> _WRITTEN REQUEST_
Search the material for the word "USDJPY" and report each line where it turns up.

> _SUPPLIED MATERIAL_

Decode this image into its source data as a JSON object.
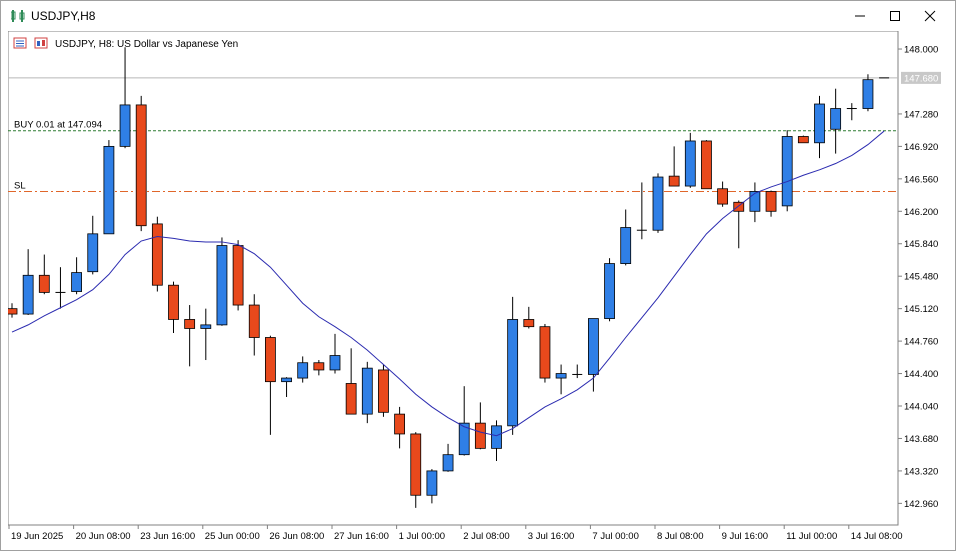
{
  "window": {
    "title": "USDJPY,H8",
    "minimize_icon": "minimize-icon",
    "maximize_icon": "maximize-icon",
    "close_icon": "close-icon"
  },
  "chart_header": {
    "text": "USDJPY, H8:  US Dollar vs Japanese Yen"
  },
  "trade_lines": {
    "buy_label": "BUY 0.01 at 147.094",
    "buy_price": 147.094,
    "sl_label": "SL",
    "sl_price": 146.42,
    "buy_color": "#2e7d32",
    "sl_color": "#e0662a"
  },
  "chart_data": {
    "type": "candlestick",
    "symbol": "USDJPY",
    "timeframe": "H8",
    "current_price": 147.68,
    "current_price_label": "147.680",
    "ylim": [
      142.72,
      148.2
    ],
    "y_ticks": [
      "148.000",
      "147.280",
      "146.920",
      "146.560",
      "146.200",
      "145.840",
      "145.480",
      "145.120",
      "144.760",
      "144.400",
      "144.040",
      "143.680",
      "143.320",
      "142.960"
    ],
    "x_labels": [
      "19 Jun 2025",
      "20 Jun 08:00",
      "23 Jun 16:00",
      "25 Jun 00:00",
      "26 Jun 08:00",
      "27 Jun 16:00",
      "1 Jul 00:00",
      "2 Jul 08:00",
      "3 Jul 16:00",
      "7 Jul 00:00",
      "8 Jul 08:00",
      "9 Jul 16:00",
      "11 Jul 00:00",
      "14 Jul 08:00"
    ],
    "x_label_bars": [
      0,
      4,
      8,
      12,
      16,
      20,
      24,
      28,
      32,
      36,
      40,
      44,
      48,
      52
    ],
    "up_color": "#2f7fe6",
    "down_color": "#e8491c",
    "ma_color": "#2b2bb0",
    "candles": [
      {
        "o": 145.12,
        "h": 145.18,
        "l": 145.02,
        "c": 145.06
      },
      {
        "o": 145.06,
        "h": 145.78,
        "l": 145.05,
        "c": 145.49
      },
      {
        "o": 145.49,
        "h": 145.72,
        "l": 145.28,
        "c": 145.3
      },
      {
        "o": 145.3,
        "h": 145.58,
        "l": 145.12,
        "c": 145.3
      },
      {
        "o": 145.31,
        "h": 145.69,
        "l": 145.28,
        "c": 145.52
      },
      {
        "o": 145.53,
        "h": 146.15,
        "l": 145.5,
        "c": 145.95
      },
      {
        "o": 145.95,
        "h": 146.99,
        "l": 146.14,
        "c": 146.92
      },
      {
        "o": 146.92,
        "h": 148.02,
        "l": 146.9,
        "c": 147.38
      },
      {
        "o": 147.38,
        "h": 147.48,
        "l": 145.98,
        "c": 146.04
      },
      {
        "o": 146.06,
        "h": 146.14,
        "l": 145.31,
        "c": 145.38
      },
      {
        "o": 145.38,
        "h": 145.42,
        "l": 144.85,
        "c": 145.0
      },
      {
        "o": 145.0,
        "h": 145.16,
        "l": 144.48,
        "c": 144.9
      },
      {
        "o": 144.9,
        "h": 145.12,
        "l": 144.55,
        "c": 144.94
      },
      {
        "o": 144.94,
        "h": 145.91,
        "l": 144.93,
        "c": 145.82
      },
      {
        "o": 145.82,
        "h": 145.88,
        "l": 145.1,
        "c": 145.16
      },
      {
        "o": 145.16,
        "h": 145.28,
        "l": 144.6,
        "c": 144.8
      },
      {
        "o": 144.8,
        "h": 144.82,
        "l": 143.72,
        "c": 144.31
      },
      {
        "o": 144.31,
        "h": 144.36,
        "l": 144.14,
        "c": 144.35
      },
      {
        "o": 144.35,
        "h": 144.59,
        "l": 144.3,
        "c": 144.52
      },
      {
        "o": 144.52,
        "h": 144.55,
        "l": 144.38,
        "c": 144.44
      },
      {
        "o": 144.44,
        "h": 144.84,
        "l": 144.4,
        "c": 144.6
      },
      {
        "o": 144.29,
        "h": 144.68,
        "l": 144.0,
        "c": 143.95
      },
      {
        "o": 143.95,
        "h": 144.53,
        "l": 143.85,
        "c": 144.46
      },
      {
        "o": 144.44,
        "h": 144.5,
        "l": 143.92,
        "c": 143.97
      },
      {
        "o": 143.95,
        "h": 144.03,
        "l": 143.57,
        "c": 143.73
      },
      {
        "o": 143.73,
        "h": 143.75,
        "l": 142.91,
        "c": 143.05
      },
      {
        "o": 143.05,
        "h": 143.34,
        "l": 142.96,
        "c": 143.32
      },
      {
        "o": 143.32,
        "h": 143.62,
        "l": 143.31,
        "c": 143.5
      },
      {
        "o": 143.5,
        "h": 144.26,
        "l": 143.49,
        "c": 143.85
      },
      {
        "o": 143.85,
        "h": 144.08,
        "l": 143.56,
        "c": 143.57
      },
      {
        "o": 143.57,
        "h": 143.88,
        "l": 143.43,
        "c": 143.82
      },
      {
        "o": 143.82,
        "h": 145.25,
        "l": 143.72,
        "c": 145.0
      },
      {
        "o": 145.0,
        "h": 145.14,
        "l": 144.9,
        "c": 144.92
      },
      {
        "o": 144.92,
        "h": 144.95,
        "l": 144.3,
        "c": 144.35
      },
      {
        "o": 144.35,
        "h": 144.5,
        "l": 144.17,
        "c": 144.4
      },
      {
        "o": 144.38,
        "h": 144.5,
        "l": 144.35,
        "c": 144.39
      },
      {
        "o": 144.39,
        "h": 145.01,
        "l": 144.2,
        "c": 145.01
      },
      {
        "o": 145.01,
        "h": 145.68,
        "l": 144.98,
        "c": 145.62
      },
      {
        "o": 145.62,
        "h": 146.22,
        "l": 145.6,
        "c": 146.02
      },
      {
        "o": 145.98,
        "h": 146.52,
        "l": 145.89,
        "c": 145.99
      },
      {
        "o": 145.99,
        "h": 146.62,
        "l": 145.96,
        "c": 146.58
      },
      {
        "o": 146.59,
        "h": 146.92,
        "l": 146.48,
        "c": 146.48
      },
      {
        "o": 146.48,
        "h": 147.07,
        "l": 146.46,
        "c": 146.98
      },
      {
        "o": 146.98,
        "h": 146.99,
        "l": 146.46,
        "c": 146.45
      },
      {
        "o": 146.45,
        "h": 146.53,
        "l": 146.25,
        "c": 146.28
      },
      {
        "o": 146.3,
        "h": 146.32,
        "l": 145.79,
        "c": 146.2
      },
      {
        "o": 146.2,
        "h": 146.52,
        "l": 146.08,
        "c": 146.42
      },
      {
        "o": 146.42,
        "h": 146.43,
        "l": 146.14,
        "c": 146.2
      },
      {
        "o": 146.26,
        "h": 147.1,
        "l": 146.2,
        "c": 147.03
      },
      {
        "o": 147.03,
        "h": 147.04,
        "l": 146.97,
        "c": 146.96
      },
      {
        "o": 146.96,
        "h": 147.48,
        "l": 146.79,
        "c": 147.39
      },
      {
        "o": 147.11,
        "h": 147.56,
        "l": 146.84,
        "c": 147.34
      },
      {
        "o": 147.33,
        "h": 147.4,
        "l": 147.21,
        "c": 147.34
      },
      {
        "o": 147.34,
        "h": 147.72,
        "l": 147.31,
        "c": 147.66
      },
      {
        "o": 147.68,
        "h": 147.68,
        "l": 147.68,
        "c": 147.68
      }
    ],
    "ma": [
      144.86,
      144.94,
      145.04,
      145.13,
      145.22,
      145.33,
      145.5,
      145.72,
      145.87,
      145.92,
      145.9,
      145.87,
      145.86,
      145.86,
      145.83,
      145.73,
      145.58,
      145.38,
      145.18,
      145.03,
      144.92,
      144.8,
      144.66,
      144.5,
      144.34,
      144.17,
      144.03,
      143.91,
      143.81,
      143.75,
      143.71,
      143.79,
      143.91,
      144.03,
      144.12,
      144.22,
      144.35,
      144.57,
      144.8,
      145.02,
      145.24,
      145.48,
      145.72,
      145.95,
      146.12,
      146.26,
      146.4,
      146.47,
      146.53,
      146.6,
      146.66,
      146.73,
      146.82,
      146.94,
      147.09
    ]
  }
}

> _SOLUTION TO THIS EXERCISE_
    "title": "USDJPY,H8",
    "text": "USDJPY, H8:  US Dollar vs Japanese Yen"
    "symbol": "USDJPY",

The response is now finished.